◆ THE TASK ◆
Drop the pictures and extract exactly the lines from the one that contains "Read all visible content and emit it as JSON." through the end of the material.
Start of DATA FOR THIS TASK
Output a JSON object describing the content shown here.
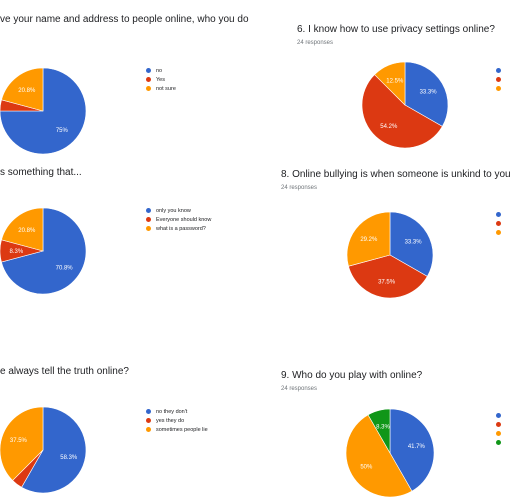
{
  "chart_data": [
    {
      "type": "pie",
      "title": "ve your name and address to people online, who you do",
      "responses": "",
      "categories": [
        "no",
        "Yes",
        "not sure"
      ],
      "values": [
        75,
        4.2,
        20.8
      ],
      "slice_labels": [
        "75%",
        "",
        "20.8%"
      ],
      "colors": [
        "#3366cc",
        "#dc3912",
        "#ff9900"
      ],
      "legend": "right"
    },
    {
      "type": "pie",
      "title": "6. I know how to use privacy settings online?",
      "responses": "24 responses",
      "categories": [
        "",
        "",
        ""
      ],
      "values": [
        33.3,
        54.2,
        12.5
      ],
      "slice_labels": [
        "33.3%",
        "54.2%",
        "12.5%"
      ],
      "colors": [
        "#3366cc",
        "#dc3912",
        "#ff9900"
      ],
      "legend": "right"
    },
    {
      "type": "pie",
      "title": "s something that...",
      "responses": "",
      "categories": [
        "only you know",
        "Everyone should know",
        "what is a password?"
      ],
      "values": [
        70.8,
        8.3,
        20.8
      ],
      "slice_labels": [
        "70.8%",
        "8.3%",
        "20.8%"
      ],
      "colors": [
        "#3366cc",
        "#dc3912",
        "#ff9900"
      ],
      "legend": "right"
    },
    {
      "type": "pie",
      "title": "8. Online bullying is when someone is unkind to you",
      "responses": "24 responses",
      "categories": [
        "",
        "",
        ""
      ],
      "values": [
        33.3,
        37.5,
        29.2
      ],
      "slice_labels": [
        "33.3%",
        "37.5%",
        "29.2%"
      ],
      "colors": [
        "#3366cc",
        "#dc3912",
        "#ff9900"
      ],
      "legend": "right"
    },
    {
      "type": "pie",
      "title": "e always tell the truth online?",
      "responses": "",
      "categories": [
        "no they don't",
        "yes they do",
        "sometimes people lie"
      ],
      "values": [
        58.3,
        4.2,
        37.5
      ],
      "slice_labels": [
        "58.3%",
        "",
        "37.5%"
      ],
      "colors": [
        "#3366cc",
        "#dc3912",
        "#ff9900"
      ],
      "legend": "right"
    },
    {
      "type": "pie",
      "title": "9. Who do you play with online?",
      "responses": "24 responses",
      "categories": [
        "",
        "",
        "",
        ""
      ],
      "values": [
        41.7,
        0,
        50,
        8.3
      ],
      "slice_labels": [
        "41.7%",
        "",
        "50%",
        "8.3%"
      ],
      "colors": [
        "#3366cc",
        "#dc3912",
        "#ff9900",
        "#109618"
      ],
      "legend": "right"
    }
  ]
}
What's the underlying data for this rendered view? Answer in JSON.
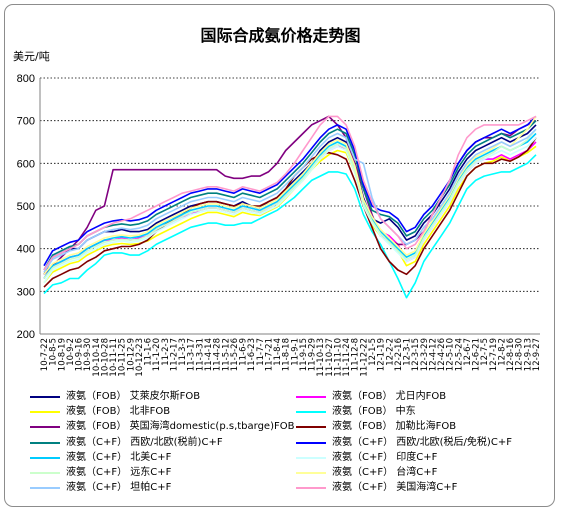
{
  "chart_data": {
    "type": "line",
    "title": "国际合成氨价格走势图",
    "ylabel": "美元/吨",
    "ylim": [
      200,
      800
    ],
    "yticks": [
      200,
      300,
      400,
      500,
      600,
      700,
      800
    ],
    "grid": "horizontal-dotted",
    "x_tick_labels_note": "dates 10-7-22 … 12-9-27 (partially illegible)",
    "x": [
      "10-7-22",
      "10-8-5",
      "10-8-19",
      "10-9-2",
      "10-9-16",
      "10-9-30",
      "10-10-14",
      "10-10-28",
      "10-11-11",
      "10-11-25",
      "10-12-9",
      "10-12-23",
      "11-1-6",
      "11-1-20",
      "11-2-3",
      "11-2-17",
      "11-3-3",
      "11-3-17",
      "11-3-31",
      "11-4-14",
      "11-4-28",
      "11-5-12",
      "11-5-26",
      "11-6-9",
      "11-6-23",
      "11-7-7",
      "11-7-21",
      "11-8-4",
      "11-8-18",
      "11-9-1",
      "11-9-15",
      "11-9-29",
      "11-10-13",
      "11-10-27",
      "11-11-10",
      "11-11-24",
      "11-12-8",
      "11-12-22",
      "12-1-5",
      "12-1-19",
      "12-2-2",
      "12-2-16",
      "12-3-1",
      "12-3-15",
      "12-3-29",
      "12-4-12",
      "12-4-26",
      "12-5-10",
      "12-5-24",
      "12-6-7",
      "12-6-21",
      "12-7-5",
      "12-7-19",
      "12-8-2",
      "12-8-16",
      "12-8-30",
      "12-9-13",
      "12-9-27"
    ],
    "legend": [
      {
        "label": "液氨（FOB） 艾萊皮尔斯FOB",
        "color": "#000080"
      },
      {
        "label": "液氨（FOB） 尤日内FOB",
        "color": "#ff00ff"
      },
      {
        "label": "液氨（FOB） 北非FOB",
        "color": "#ffff00"
      },
      {
        "label": "液氨（FOB） 中东",
        "color": "#00ffff"
      },
      {
        "label": "液氨（FOB） 英国海湾domestic(p.s,tbarge)FOB",
        "color": "#800080"
      },
      {
        "label": "液氨（FOB） 加勒比海FOB",
        "color": "#800000"
      },
      {
        "label": "液氨（C+F） 西欧/北欧(税前)C+F",
        "color": "#008080"
      },
      {
        "label": "液氨（C+F） 西欧/北欧(税后/免税)C+F",
        "color": "#0000ff"
      },
      {
        "label": "液氨（C+F） 北美C+F",
        "color": "#00ccff"
      },
      {
        "label": "液氨（C+F） 印度C+F",
        "color": "#ccffff"
      },
      {
        "label": "液氨（C+F） 远东C+F",
        "color": "#ccffcc"
      },
      {
        "label": "液氨（C+F） 台湾C+F",
        "color": "#ffff99"
      },
      {
        "label": "液氨（C+F） 坦帕C+F",
        "color": "#99ccff"
      },
      {
        "label": "液氨（C+F） 美国海湾C+F",
        "color": "#ff99cc"
      }
    ],
    "series": [
      {
        "name": "液氨（FOB） 艾萊皮尔斯FOB",
        "color": "#000080",
        "values": [
          340,
          380,
          390,
          400,
          400,
          420,
          430,
          440,
          440,
          445,
          440,
          440,
          445,
          460,
          470,
          480,
          490,
          500,
          505,
          510,
          510,
          505,
          500,
          510,
          500,
          495,
          510,
          520,
          540,
          560,
          580,
          600,
          630,
          650,
          660,
          650,
          600,
          520,
          470,
          460,
          470,
          450,
          420,
          430,
          460,
          480,
          510,
          540,
          580,
          610,
          630,
          640,
          650,
          660,
          650,
          660,
          670,
          690
        ]
      },
      {
        "name": "液氨（FOB） 尤日内FOB",
        "color": "#ff00ff",
        "values": [
          330,
          360,
          370,
          380,
          385,
          400,
          410,
          420,
          420,
          425,
          420,
          425,
          430,
          445,
          455,
          465,
          475,
          480,
          490,
          495,
          495,
          490,
          485,
          495,
          490,
          485,
          495,
          505,
          525,
          545,
          565,
          590,
          610,
          630,
          640,
          635,
          590,
          510,
          460,
          440,
          430,
          410,
          370,
          380,
          420,
          450,
          480,
          510,
          550,
          580,
          600,
          610,
          610,
          620,
          610,
          620,
          630,
          650
        ]
      },
      {
        "name": "液氨（FOB） 北非FOB",
        "color": "#ffff00",
        "values": [
          320,
          345,
          355,
          365,
          370,
          385,
          395,
          405,
          410,
          412,
          410,
          412,
          418,
          430,
          440,
          450,
          460,
          470,
          478,
          485,
          485,
          480,
          475,
          485,
          480,
          478,
          488,
          498,
          518,
          540,
          560,
          585,
          605,
          620,
          630,
          625,
          580,
          505,
          455,
          430,
          420,
          395,
          360,
          370,
          410,
          440,
          470,
          500,
          540,
          570,
          590,
          600,
          605,
          615,
          605,
          615,
          625,
          640
        ]
      },
      {
        "name": "液氨（FOB） 中东",
        "color": "#00ffff",
        "values": [
          295,
          315,
          320,
          330,
          330,
          350,
          365,
          385,
          390,
          390,
          385,
          385,
          395,
          410,
          420,
          430,
          440,
          450,
          455,
          460,
          460,
          455,
          455,
          460,
          460,
          470,
          480,
          490,
          505,
          520,
          540,
          560,
          570,
          580,
          580,
          575,
          540,
          480,
          440,
          410,
          370,
          330,
          285,
          320,
          370,
          400,
          430,
          460,
          500,
          540,
          560,
          570,
          575,
          580,
          580,
          590,
          600,
          620
        ]
      },
      {
        "name": "液氨（FOB） 英国海湾domestic(p.s,tbarge)FOB",
        "color": "#800080",
        "values": [
          340,
          360,
          380,
          400,
          420,
          450,
          490,
          500,
          585,
          585,
          585,
          585,
          585,
          585,
          585,
          585,
          585,
          585,
          585,
          585,
          585,
          570,
          565,
          565,
          570,
          570,
          580,
          600,
          630,
          650,
          670,
          690,
          700,
          710,
          690,
          660,
          600,
          540,
          480,
          430,
          420,
          410,
          410,
          420,
          440,
          480,
          520,
          560,
          600,
          630,
          650,
          660,
          660,
          670,
          665,
          680,
          690,
          700
        ]
      },
      {
        "name": "液氨（FOB） 加勒比海FOB",
        "color": "#800000",
        "values": [
          310,
          330,
          340,
          350,
          355,
          370,
          380,
          395,
          400,
          405,
          405,
          410,
          420,
          440,
          455,
          470,
          480,
          495,
          505,
          510,
          510,
          505,
          500,
          505,
          500,
          500,
          510,
          520,
          540,
          570,
          590,
          610,
          620,
          625,
          620,
          610,
          560,
          500,
          450,
          400,
          370,
          350,
          340,
          360,
          400,
          430,
          460,
          490,
          530,
          570,
          590,
          600,
          600,
          610,
          605,
          615,
          630,
          660
        ]
      },
      {
        "name": "液氨（C+F） 西欧/北欧(税前)C+F",
        "color": "#008080",
        "values": [
          350,
          385,
          395,
          405,
          410,
          430,
          440,
          450,
          455,
          458,
          455,
          458,
          465,
          480,
          490,
          500,
          510,
          520,
          525,
          530,
          530,
          525,
          520,
          530,
          525,
          520,
          530,
          540,
          560,
          580,
          600,
          625,
          650,
          670,
          680,
          670,
          620,
          540,
          490,
          480,
          475,
          460,
          430,
          440,
          470,
          490,
          520,
          550,
          590,
          620,
          640,
          650,
          660,
          670,
          660,
          670,
          680,
          700
        ]
      },
      {
        "name": "液氨（C+F） 西欧/北欧(税后/免税)C+F",
        "color": "#0000ff",
        "values": [
          360,
          395,
          405,
          415,
          420,
          440,
          450,
          460,
          465,
          468,
          465,
          468,
          475,
          490,
          500,
          510,
          520,
          530,
          535,
          540,
          540,
          535,
          530,
          540,
          535,
          530,
          540,
          550,
          570,
          590,
          610,
          635,
          660,
          680,
          690,
          680,
          630,
          550,
          500,
          490,
          485,
          470,
          440,
          450,
          480,
          500,
          530,
          560,
          600,
          630,
          650,
          660,
          670,
          680,
          670,
          680,
          690,
          710
        ]
      },
      {
        "name": "液氨（C+F） 北美C+F",
        "color": "#00ccff",
        "values": [
          330,
          360,
          370,
          380,
          385,
          400,
          410,
          420,
          425,
          428,
          425,
          428,
          435,
          450,
          460,
          470,
          480,
          490,
          495,
          500,
          500,
          495,
          490,
          500,
          495,
          490,
          500,
          510,
          530,
          550,
          570,
          595,
          620,
          640,
          650,
          640,
          590,
          510,
          470,
          440,
          420,
          400,
          380,
          390,
          430,
          460,
          490,
          520,
          560,
          590,
          610,
          620,
          630,
          640,
          630,
          640,
          650,
          670
        ]
      },
      {
        "name": "液氨（C+F） 印度C+F",
        "color": "#ccffff",
        "values": [
          320,
          350,
          360,
          370,
          375,
          390,
          400,
          410,
          415,
          418,
          415,
          418,
          425,
          440,
          450,
          460,
          470,
          480,
          485,
          490,
          490,
          485,
          480,
          490,
          485,
          480,
          490,
          500,
          520,
          540,
          560,
          585,
          610,
          630,
          640,
          630,
          580,
          500,
          460,
          430,
          410,
          390,
          370,
          380,
          420,
          450,
          480,
          510,
          550,
          580,
          600,
          610,
          620,
          630,
          620,
          630,
          640,
          660
        ]
      },
      {
        "name": "液氨（C+F） 远东C+F",
        "color": "#ccffcc",
        "values": [
          330,
          355,
          365,
          375,
          380,
          395,
          405,
          415,
          420,
          422,
          420,
          422,
          430,
          445,
          455,
          465,
          475,
          485,
          490,
          495,
          495,
          490,
          485,
          495,
          490,
          485,
          495,
          505,
          525,
          545,
          565,
          590,
          615,
          635,
          645,
          635,
          585,
          505,
          465,
          435,
          415,
          395,
          375,
          385,
          425,
          455,
          485,
          515,
          555,
          585,
          605,
          615,
          625,
          640,
          630,
          640,
          655,
          680
        ]
      },
      {
        "name": "液氨（C+F） 台湾C+F",
        "color": "#ffff99",
        "values": [
          340,
          365,
          375,
          385,
          390,
          405,
          415,
          425,
          430,
          432,
          430,
          432,
          440,
          455,
          465,
          475,
          485,
          495,
          500,
          505,
          505,
          500,
          495,
          505,
          500,
          495,
          505,
          515,
          535,
          555,
          575,
          600,
          625,
          645,
          655,
          645,
          595,
          515,
          475,
          445,
          425,
          405,
          385,
          395,
          435,
          465,
          495,
          525,
          565,
          595,
          615,
          625,
          635,
          650,
          640,
          660,
          680,
          710
        ]
      },
      {
        "name": "液氨（C+F） 坦帕C+F",
        "color": "#99ccff",
        "values": [
          345,
          375,
          385,
          395,
          400,
          420,
          430,
          440,
          445,
          448,
          445,
          448,
          455,
          470,
          480,
          490,
          500,
          510,
          515,
          520,
          520,
          515,
          510,
          520,
          515,
          510,
          520,
          530,
          550,
          570,
          590,
          615,
          640,
          660,
          670,
          660,
          610,
          600,
          520,
          470,
          450,
          430,
          410,
          420,
          450,
          470,
          500,
          530,
          570,
          600,
          620,
          630,
          640,
          650,
          640,
          650,
          660,
          680
        ]
      },
      {
        "name": "液氨（C+F） 美国海湾C+F",
        "color": "#ff99cc",
        "values": [
          350,
          380,
          390,
          400,
          410,
          430,
          440,
          450,
          460,
          465,
          470,
          480,
          490,
          500,
          510,
          520,
          530,
          535,
          540,
          545,
          545,
          540,
          535,
          545,
          540,
          535,
          545,
          555,
          575,
          600,
          630,
          660,
          690,
          710,
          710,
          690,
          640,
          560,
          510,
          470,
          450,
          430,
          400,
          410,
          440,
          480,
          520,
          560,
          620,
          660,
          680,
          690,
          690,
          690,
          690,
          690,
          700,
          710
        ]
      }
    ]
  }
}
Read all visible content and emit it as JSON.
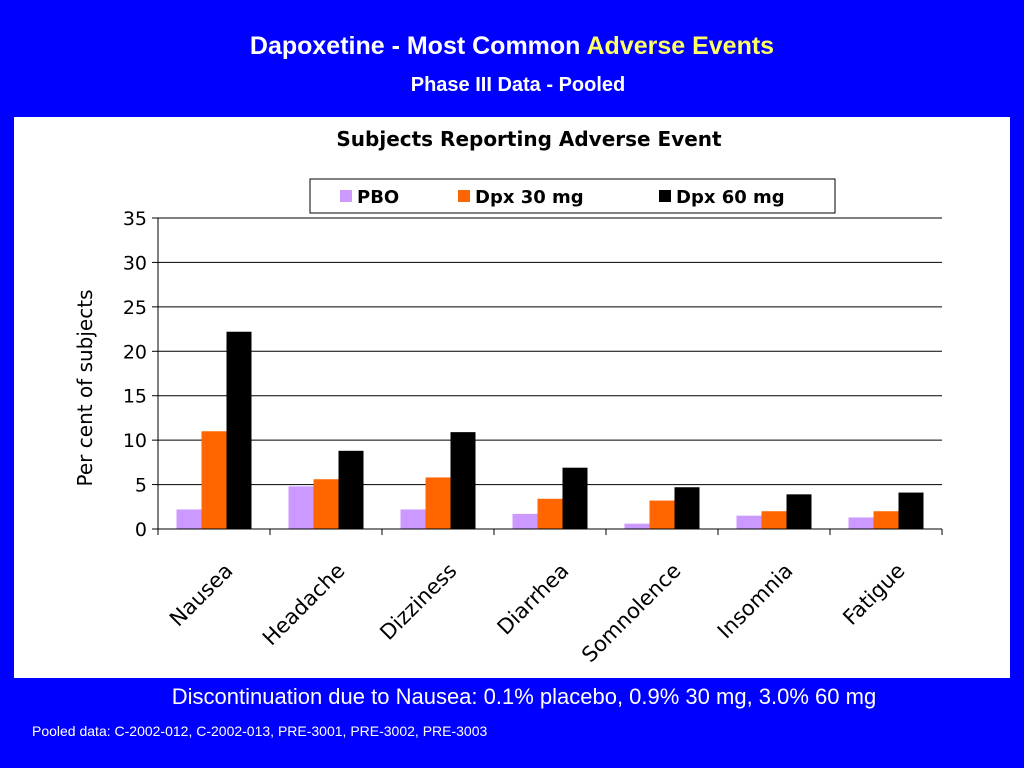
{
  "slide": {
    "title_part1": "Dapoxetine - Most Common ",
    "title_part2": "Adverse Events",
    "subtitle": "Phase III Data - Pooled",
    "note": "Discontinuation due to Nausea: 0.1% placebo, 0.9% 30 mg, 3.0% 60 mg",
    "footer": "Pooled data: C-2002-012, C-2002-013, PRE-3001, PRE-3002, PRE-3003"
  },
  "colors": {
    "background": "#0000FF",
    "title_highlight": "#FFFF66",
    "pbo": "#CC99FF",
    "dpx30": "#FF6600",
    "dpx60": "#000000"
  },
  "chart_data": {
    "type": "bar",
    "title": "Subjects Reporting Adverse Event",
    "xlabel": "",
    "ylabel": "Per cent of subjects",
    "ylim": [
      0,
      35
    ],
    "yticks": [
      0,
      5,
      10,
      15,
      20,
      25,
      30,
      35
    ],
    "grid": true,
    "legend_position": "top",
    "categories": [
      "Nausea",
      "Headache",
      "Dizziness",
      "Diarrhea",
      "Somnolence",
      "Insomnia",
      "Fatigue"
    ],
    "series": [
      {
        "name": "PBO",
        "color": "#CC99FF",
        "values": [
          2.2,
          4.8,
          2.2,
          1.7,
          0.6,
          1.5,
          1.3
        ]
      },
      {
        "name": "Dpx 30 mg",
        "color": "#FF6600",
        "values": [
          11.0,
          5.6,
          5.8,
          3.4,
          3.2,
          2.0,
          2.0
        ]
      },
      {
        "name": "Dpx 60 mg",
        "color": "#000000",
        "values": [
          22.2,
          8.8,
          10.9,
          6.9,
          4.7,
          3.9,
          4.1
        ]
      }
    ]
  }
}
End of DATA FOR THIS TASK
◆ WRITTEN SOLUTION ◆
Read all visible content and emit it as JSON.
{
  "slide": {
    "title_part1": "Dapoxetine - Most Common ",
    "title_part2": "Adverse Events",
    "subtitle": "Phase III Data - Pooled",
    "note": "Discontinuation due to Nausea: 0.1% placebo, 0.9% 30 mg, 3.0% 60 mg",
    "footer": "Pooled data: C-2002-012, C-2002-013, PRE-3001, PRE-3002, PRE-3003"
  },
  "colors": {
    "background": "#0000FF",
    "title_highlight": "#FFFF66",
    "pbo": "#CC99FF",
    "dpx30": "#FF6600",
    "dpx60": "#000000"
  },
  "chart_data": {
    "type": "bar",
    "title": "Subjects Reporting Adverse Event",
    "xlabel": "",
    "ylabel": "Per cent of subjects",
    "ylim": [
      0,
      35
    ],
    "yticks": [
      0,
      5,
      10,
      15,
      20,
      25,
      30,
      35
    ],
    "grid": true,
    "legend_position": "top",
    "categories": [
      "Nausea",
      "Headache",
      "Dizziness",
      "Diarrhea",
      "Somnolence",
      "Insomnia",
      "Fatigue"
    ],
    "series": [
      {
        "name": "PBO",
        "color": "#CC99FF",
        "values": [
          2.2,
          4.8,
          2.2,
          1.7,
          0.6,
          1.5,
          1.3
        ]
      },
      {
        "name": "Dpx 30 mg",
        "color": "#FF6600",
        "values": [
          11.0,
          5.6,
          5.8,
          3.4,
          3.2,
          2.0,
          2.0
        ]
      },
      {
        "name": "Dpx 60 mg",
        "color": "#000000",
        "values": [
          22.2,
          8.8,
          10.9,
          6.9,
          4.7,
          3.9,
          4.1
        ]
      }
    ]
  }
}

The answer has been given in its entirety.